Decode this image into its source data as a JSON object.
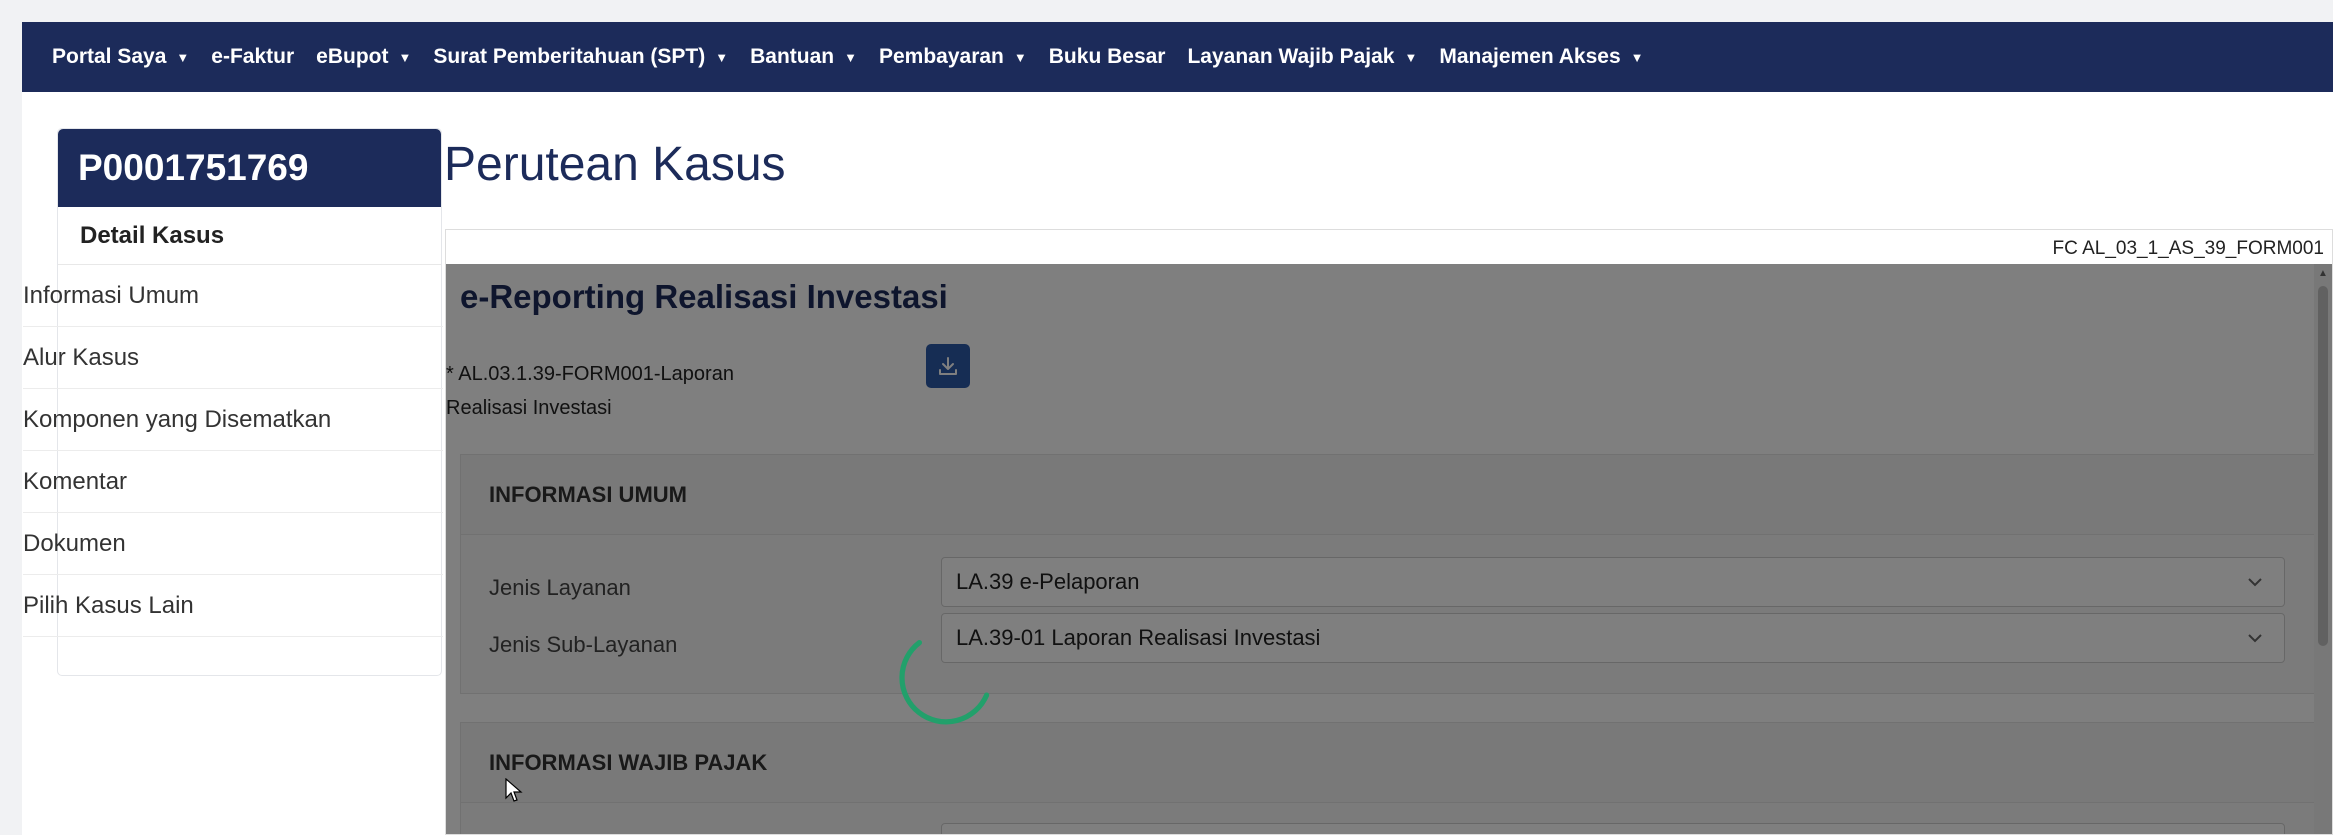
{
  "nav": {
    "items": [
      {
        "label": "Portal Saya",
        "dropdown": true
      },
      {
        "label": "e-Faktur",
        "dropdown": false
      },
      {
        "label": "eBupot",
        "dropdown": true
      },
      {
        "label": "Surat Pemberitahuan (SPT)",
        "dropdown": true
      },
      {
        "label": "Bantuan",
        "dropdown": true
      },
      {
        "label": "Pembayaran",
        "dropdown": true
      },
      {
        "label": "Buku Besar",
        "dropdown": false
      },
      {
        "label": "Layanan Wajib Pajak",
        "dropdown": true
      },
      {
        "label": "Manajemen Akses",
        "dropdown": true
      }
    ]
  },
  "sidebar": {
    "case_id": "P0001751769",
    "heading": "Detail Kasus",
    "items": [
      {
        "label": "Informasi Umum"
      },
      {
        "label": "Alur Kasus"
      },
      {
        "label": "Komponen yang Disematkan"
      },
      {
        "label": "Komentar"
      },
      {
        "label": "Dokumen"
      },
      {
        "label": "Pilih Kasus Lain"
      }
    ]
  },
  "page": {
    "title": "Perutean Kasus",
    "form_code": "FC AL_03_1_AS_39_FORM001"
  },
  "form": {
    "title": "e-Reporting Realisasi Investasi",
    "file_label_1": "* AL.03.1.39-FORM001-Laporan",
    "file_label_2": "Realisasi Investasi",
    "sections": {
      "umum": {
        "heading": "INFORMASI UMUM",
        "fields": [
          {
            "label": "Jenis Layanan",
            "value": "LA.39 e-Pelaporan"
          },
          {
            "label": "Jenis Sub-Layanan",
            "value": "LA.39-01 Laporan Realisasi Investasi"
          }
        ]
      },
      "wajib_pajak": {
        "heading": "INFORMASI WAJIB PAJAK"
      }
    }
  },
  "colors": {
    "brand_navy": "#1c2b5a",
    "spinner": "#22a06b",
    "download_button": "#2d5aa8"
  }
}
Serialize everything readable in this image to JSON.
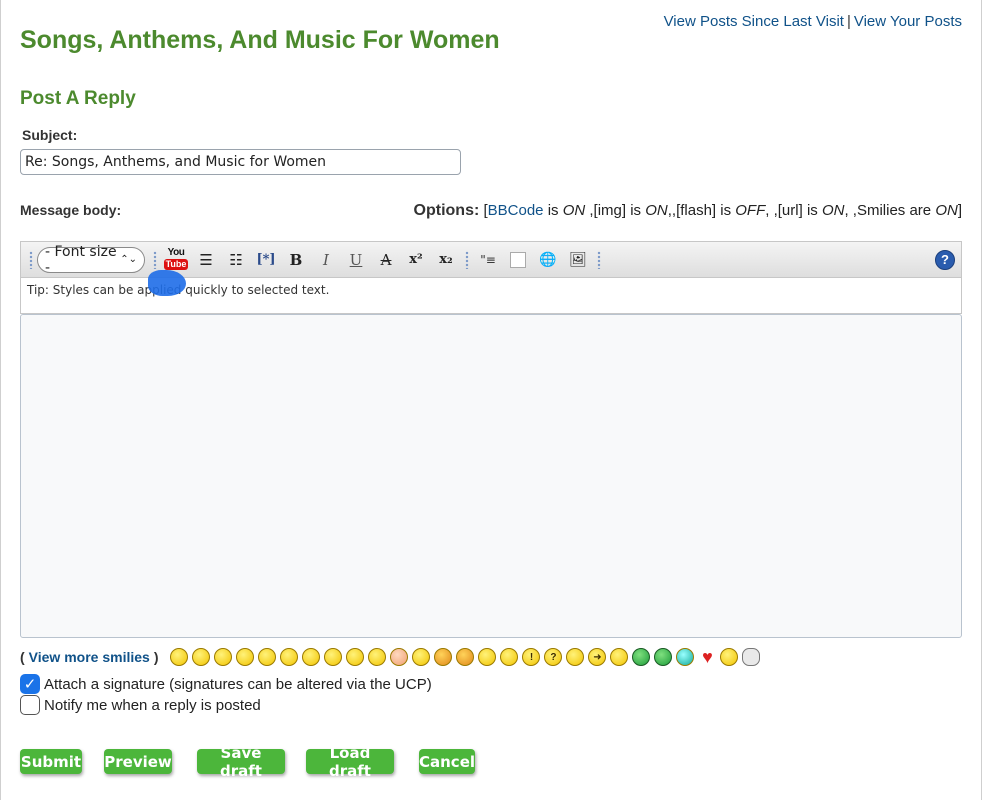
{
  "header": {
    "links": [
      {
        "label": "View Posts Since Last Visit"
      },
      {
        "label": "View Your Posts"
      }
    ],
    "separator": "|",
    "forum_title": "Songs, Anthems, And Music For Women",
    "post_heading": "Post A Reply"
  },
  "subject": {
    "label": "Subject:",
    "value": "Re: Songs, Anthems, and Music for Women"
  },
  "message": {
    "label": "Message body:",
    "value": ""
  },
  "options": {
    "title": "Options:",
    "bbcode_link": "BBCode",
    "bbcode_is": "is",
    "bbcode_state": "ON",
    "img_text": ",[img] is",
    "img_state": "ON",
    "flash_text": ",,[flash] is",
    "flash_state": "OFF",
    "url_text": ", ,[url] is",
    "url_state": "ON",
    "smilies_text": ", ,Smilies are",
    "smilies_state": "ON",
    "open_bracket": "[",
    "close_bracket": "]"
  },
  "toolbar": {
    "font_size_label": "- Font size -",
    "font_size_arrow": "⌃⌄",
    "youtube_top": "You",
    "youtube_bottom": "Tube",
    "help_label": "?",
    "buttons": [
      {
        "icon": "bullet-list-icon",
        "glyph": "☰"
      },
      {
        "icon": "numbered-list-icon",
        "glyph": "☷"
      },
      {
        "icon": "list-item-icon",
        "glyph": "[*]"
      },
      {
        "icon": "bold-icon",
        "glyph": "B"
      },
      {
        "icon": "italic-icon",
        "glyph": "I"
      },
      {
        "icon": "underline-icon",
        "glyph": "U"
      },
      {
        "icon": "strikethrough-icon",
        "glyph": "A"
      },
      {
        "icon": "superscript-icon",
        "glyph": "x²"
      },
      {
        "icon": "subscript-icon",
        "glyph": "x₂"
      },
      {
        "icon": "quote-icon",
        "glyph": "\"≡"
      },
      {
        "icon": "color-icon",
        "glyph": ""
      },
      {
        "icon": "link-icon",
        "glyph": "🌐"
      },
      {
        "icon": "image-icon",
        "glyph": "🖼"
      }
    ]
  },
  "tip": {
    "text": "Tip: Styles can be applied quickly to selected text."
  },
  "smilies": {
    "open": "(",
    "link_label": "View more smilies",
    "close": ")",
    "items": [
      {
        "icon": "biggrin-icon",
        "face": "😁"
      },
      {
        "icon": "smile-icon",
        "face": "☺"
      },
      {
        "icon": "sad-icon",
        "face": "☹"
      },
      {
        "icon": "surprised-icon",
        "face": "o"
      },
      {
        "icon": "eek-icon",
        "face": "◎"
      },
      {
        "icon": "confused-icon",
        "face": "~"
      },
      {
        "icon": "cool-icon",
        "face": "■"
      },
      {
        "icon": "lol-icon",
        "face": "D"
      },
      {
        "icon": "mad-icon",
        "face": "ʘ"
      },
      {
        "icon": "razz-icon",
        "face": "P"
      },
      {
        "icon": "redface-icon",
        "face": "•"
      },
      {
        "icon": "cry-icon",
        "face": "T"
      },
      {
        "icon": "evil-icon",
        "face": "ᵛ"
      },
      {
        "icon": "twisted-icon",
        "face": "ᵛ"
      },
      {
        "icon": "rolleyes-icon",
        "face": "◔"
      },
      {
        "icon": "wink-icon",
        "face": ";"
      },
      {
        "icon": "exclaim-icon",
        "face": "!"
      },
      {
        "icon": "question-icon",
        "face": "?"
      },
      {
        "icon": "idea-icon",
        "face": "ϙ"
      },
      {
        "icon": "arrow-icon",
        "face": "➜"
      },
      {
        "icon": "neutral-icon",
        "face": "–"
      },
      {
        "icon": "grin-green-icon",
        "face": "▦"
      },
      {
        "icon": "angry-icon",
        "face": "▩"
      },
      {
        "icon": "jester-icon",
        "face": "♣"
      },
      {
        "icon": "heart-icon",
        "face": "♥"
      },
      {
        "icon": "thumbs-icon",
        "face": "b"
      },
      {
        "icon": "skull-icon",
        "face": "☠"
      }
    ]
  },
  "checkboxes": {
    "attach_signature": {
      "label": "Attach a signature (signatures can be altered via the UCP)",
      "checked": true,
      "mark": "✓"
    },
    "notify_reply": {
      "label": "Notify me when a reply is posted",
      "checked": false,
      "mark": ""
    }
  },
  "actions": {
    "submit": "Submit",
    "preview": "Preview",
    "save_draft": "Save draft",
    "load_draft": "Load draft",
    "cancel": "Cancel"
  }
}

-----

#### Objective:
Find the word "image" in the data and show each line that holds it.

#### Response to this task:
Decode this image into its source data as a JSON object.
Serialize everything readable in this image to JSON.
        "icon": "image-icon",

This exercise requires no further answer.